_Given problem_
Tally the lines below that contain the word "Find", and give only that number.
====== Supplied entries
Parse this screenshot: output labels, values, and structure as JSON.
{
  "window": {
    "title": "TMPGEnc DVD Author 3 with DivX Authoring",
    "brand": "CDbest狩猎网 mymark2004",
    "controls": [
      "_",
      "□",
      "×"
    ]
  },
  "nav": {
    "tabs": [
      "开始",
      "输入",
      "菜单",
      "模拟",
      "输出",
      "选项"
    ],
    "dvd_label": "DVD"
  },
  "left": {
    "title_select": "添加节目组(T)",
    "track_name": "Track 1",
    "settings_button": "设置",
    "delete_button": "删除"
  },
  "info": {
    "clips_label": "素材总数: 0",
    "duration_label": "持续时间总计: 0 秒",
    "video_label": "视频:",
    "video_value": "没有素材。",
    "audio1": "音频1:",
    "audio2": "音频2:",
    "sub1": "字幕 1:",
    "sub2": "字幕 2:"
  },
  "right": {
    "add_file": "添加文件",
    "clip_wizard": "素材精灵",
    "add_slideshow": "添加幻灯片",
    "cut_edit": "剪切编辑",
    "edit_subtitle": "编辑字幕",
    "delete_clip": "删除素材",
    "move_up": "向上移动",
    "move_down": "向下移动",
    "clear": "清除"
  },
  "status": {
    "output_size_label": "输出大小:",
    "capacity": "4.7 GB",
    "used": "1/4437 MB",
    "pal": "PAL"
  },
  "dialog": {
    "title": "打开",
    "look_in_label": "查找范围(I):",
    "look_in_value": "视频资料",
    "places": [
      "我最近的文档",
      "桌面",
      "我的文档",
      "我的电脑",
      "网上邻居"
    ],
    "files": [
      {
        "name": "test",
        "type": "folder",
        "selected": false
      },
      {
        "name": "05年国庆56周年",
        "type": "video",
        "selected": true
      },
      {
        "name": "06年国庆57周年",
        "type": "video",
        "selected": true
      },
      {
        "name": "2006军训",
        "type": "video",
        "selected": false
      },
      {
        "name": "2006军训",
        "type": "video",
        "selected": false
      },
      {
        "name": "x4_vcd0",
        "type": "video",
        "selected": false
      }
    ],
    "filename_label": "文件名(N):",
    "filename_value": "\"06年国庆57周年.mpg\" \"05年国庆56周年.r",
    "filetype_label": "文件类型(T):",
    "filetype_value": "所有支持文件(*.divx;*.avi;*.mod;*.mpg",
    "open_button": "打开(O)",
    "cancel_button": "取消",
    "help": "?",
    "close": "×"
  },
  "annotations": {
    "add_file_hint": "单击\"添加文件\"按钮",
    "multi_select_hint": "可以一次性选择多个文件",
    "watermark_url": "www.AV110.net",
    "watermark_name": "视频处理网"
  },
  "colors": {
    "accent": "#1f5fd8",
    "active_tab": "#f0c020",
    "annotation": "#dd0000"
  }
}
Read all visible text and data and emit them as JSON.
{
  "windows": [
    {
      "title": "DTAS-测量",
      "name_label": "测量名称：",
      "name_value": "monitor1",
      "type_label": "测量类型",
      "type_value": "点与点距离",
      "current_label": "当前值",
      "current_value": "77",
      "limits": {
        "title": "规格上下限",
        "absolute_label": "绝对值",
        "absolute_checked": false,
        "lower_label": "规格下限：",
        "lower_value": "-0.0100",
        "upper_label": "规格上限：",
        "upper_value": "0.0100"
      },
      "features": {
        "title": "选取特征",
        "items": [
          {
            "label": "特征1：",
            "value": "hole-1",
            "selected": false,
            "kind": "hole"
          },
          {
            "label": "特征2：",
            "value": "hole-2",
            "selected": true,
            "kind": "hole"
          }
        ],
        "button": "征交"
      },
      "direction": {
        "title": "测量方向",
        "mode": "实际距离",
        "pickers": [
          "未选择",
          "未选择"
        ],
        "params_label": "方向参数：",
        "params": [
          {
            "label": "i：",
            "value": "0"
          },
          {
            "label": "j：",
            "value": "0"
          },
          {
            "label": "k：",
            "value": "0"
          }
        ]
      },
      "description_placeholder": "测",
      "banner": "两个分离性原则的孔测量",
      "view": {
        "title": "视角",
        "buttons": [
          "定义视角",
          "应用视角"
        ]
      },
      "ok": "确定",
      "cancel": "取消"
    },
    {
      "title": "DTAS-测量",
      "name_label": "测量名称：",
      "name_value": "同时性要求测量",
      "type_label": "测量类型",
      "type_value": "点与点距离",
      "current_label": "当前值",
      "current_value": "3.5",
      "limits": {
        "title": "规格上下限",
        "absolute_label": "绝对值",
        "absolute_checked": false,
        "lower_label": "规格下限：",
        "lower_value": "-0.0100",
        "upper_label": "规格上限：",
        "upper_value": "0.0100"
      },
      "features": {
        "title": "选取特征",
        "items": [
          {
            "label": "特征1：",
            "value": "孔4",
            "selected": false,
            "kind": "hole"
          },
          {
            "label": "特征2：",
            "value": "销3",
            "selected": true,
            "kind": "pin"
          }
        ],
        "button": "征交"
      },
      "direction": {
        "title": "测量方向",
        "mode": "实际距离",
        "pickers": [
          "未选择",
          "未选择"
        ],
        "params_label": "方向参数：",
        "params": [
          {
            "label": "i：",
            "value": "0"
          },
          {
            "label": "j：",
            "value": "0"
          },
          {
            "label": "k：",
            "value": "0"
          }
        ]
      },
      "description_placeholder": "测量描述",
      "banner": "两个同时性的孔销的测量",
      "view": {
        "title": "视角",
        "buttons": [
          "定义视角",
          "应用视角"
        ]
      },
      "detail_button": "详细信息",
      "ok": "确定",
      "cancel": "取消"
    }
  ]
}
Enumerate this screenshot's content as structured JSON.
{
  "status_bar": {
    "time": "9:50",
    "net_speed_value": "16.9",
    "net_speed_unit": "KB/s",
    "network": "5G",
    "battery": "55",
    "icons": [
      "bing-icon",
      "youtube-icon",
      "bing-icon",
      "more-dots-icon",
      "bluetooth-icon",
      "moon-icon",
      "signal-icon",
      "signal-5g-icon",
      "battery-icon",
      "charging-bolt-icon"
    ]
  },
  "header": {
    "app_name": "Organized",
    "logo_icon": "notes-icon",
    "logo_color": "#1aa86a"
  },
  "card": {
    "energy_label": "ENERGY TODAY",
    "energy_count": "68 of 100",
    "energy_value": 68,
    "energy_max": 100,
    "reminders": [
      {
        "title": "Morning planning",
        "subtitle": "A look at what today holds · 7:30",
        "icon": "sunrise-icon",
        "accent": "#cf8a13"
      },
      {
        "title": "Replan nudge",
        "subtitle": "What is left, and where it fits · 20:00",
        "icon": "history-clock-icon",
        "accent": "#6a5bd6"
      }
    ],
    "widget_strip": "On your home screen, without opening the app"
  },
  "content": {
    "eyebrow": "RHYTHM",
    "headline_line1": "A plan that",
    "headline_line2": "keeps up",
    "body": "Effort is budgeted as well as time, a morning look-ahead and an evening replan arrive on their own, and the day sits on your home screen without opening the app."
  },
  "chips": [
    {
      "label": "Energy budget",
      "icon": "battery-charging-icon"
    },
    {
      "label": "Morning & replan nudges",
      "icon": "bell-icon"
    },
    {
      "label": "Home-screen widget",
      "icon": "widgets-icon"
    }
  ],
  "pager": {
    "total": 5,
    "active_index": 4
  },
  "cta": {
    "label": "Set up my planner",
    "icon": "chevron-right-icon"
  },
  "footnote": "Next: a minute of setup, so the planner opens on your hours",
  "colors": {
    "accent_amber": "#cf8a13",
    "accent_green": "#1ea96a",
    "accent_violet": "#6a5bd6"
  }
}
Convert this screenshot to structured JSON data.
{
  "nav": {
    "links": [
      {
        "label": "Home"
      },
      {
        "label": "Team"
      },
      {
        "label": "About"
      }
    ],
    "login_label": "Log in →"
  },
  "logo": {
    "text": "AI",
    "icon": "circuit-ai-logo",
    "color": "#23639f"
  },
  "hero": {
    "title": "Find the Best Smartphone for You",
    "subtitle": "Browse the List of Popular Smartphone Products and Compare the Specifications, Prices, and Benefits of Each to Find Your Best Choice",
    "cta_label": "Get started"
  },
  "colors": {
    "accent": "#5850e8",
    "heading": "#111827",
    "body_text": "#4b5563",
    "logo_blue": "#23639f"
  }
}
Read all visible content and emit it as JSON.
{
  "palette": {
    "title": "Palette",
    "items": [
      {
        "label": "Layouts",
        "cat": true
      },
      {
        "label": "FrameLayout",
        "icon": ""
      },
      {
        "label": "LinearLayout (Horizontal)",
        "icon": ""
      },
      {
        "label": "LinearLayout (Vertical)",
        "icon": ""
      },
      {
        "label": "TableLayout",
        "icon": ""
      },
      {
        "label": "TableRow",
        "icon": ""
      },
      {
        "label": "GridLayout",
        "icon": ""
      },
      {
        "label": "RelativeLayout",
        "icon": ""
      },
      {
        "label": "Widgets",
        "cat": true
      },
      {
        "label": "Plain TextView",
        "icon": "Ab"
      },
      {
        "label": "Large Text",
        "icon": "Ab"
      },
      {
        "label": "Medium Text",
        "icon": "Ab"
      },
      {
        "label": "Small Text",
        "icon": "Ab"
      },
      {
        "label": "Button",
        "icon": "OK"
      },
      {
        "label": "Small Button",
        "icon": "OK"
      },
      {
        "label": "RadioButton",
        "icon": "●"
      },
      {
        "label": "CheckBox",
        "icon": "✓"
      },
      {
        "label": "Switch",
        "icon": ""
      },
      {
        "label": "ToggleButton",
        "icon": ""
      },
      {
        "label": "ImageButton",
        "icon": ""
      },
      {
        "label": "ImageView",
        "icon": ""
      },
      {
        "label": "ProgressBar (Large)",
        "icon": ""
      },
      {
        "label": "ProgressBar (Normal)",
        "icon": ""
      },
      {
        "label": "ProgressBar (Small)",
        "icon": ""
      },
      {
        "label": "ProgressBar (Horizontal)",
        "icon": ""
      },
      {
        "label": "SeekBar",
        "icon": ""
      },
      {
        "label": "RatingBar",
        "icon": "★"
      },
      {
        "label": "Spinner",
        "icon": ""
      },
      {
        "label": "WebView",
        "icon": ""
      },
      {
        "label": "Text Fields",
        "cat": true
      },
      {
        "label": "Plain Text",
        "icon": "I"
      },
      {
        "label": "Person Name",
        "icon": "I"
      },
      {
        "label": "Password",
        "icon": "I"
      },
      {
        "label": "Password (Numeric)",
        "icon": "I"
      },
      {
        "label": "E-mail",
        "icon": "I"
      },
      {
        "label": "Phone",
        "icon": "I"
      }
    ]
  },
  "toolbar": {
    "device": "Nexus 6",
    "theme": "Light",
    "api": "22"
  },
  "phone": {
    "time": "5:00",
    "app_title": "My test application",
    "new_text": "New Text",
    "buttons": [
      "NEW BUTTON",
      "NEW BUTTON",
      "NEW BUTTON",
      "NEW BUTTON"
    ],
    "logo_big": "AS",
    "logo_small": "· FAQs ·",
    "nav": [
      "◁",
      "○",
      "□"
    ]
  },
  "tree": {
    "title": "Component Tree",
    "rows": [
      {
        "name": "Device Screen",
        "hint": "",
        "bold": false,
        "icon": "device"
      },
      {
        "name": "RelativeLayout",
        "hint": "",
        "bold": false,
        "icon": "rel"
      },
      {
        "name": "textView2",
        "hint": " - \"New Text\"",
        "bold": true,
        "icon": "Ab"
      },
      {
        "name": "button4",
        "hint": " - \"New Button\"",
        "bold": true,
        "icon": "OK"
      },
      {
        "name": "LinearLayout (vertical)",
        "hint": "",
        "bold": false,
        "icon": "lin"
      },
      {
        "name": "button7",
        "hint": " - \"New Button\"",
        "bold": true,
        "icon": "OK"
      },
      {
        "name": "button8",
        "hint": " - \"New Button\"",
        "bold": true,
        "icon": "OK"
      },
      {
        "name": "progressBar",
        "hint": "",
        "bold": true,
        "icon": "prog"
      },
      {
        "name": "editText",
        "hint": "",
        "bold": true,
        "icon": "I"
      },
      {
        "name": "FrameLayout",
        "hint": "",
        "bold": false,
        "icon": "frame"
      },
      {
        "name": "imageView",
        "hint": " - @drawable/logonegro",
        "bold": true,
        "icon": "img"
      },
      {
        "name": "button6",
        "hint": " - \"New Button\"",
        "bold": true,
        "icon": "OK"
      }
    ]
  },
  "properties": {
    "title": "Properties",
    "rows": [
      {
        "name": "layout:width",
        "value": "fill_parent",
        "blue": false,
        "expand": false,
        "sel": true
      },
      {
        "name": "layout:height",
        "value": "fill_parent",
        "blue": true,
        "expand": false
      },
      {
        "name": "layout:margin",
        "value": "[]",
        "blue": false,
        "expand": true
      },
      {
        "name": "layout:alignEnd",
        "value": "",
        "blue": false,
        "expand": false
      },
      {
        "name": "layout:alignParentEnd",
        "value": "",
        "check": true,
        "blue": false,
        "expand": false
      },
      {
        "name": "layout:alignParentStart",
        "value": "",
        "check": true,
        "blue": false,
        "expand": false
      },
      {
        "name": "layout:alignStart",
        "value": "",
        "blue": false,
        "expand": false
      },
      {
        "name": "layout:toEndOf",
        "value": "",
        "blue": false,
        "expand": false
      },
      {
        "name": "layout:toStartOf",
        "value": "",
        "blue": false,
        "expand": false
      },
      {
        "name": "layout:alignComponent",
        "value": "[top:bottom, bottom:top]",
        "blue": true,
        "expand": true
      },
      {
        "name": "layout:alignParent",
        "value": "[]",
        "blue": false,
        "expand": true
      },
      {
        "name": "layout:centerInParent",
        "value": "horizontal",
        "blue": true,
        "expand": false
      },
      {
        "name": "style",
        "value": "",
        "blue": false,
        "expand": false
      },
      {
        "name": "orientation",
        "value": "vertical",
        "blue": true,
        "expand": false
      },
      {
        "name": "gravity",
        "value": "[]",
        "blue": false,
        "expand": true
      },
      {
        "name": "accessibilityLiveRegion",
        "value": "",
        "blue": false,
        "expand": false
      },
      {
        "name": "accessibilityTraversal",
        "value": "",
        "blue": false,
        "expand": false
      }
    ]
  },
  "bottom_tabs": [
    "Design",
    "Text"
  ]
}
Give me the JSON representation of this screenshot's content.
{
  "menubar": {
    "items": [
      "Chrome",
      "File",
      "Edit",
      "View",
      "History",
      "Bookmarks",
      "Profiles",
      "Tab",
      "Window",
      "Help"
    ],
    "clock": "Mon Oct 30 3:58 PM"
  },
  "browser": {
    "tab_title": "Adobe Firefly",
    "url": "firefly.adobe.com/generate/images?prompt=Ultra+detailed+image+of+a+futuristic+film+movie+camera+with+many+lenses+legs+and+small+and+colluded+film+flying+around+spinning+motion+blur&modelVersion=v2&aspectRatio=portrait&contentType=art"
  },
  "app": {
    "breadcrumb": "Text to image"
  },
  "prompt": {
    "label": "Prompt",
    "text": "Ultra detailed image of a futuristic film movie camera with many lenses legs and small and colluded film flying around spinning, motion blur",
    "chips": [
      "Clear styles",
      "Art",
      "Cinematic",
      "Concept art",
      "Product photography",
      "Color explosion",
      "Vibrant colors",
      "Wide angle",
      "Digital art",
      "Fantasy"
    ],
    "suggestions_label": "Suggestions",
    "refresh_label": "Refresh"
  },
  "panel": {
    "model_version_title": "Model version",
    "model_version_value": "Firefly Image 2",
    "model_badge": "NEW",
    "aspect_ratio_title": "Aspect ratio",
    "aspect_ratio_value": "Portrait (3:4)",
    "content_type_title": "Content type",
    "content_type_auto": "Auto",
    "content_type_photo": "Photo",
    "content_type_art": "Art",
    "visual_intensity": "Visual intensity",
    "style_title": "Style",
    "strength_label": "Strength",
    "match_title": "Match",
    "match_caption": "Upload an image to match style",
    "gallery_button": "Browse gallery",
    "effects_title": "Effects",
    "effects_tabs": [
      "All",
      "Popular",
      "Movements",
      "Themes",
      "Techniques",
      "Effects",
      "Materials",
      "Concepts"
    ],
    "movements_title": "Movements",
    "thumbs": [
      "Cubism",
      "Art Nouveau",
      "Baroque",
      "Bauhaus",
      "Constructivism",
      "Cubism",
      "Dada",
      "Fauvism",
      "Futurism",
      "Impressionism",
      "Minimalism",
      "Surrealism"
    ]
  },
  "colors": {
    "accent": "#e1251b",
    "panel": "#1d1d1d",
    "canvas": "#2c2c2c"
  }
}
============
_Exercise solution_
2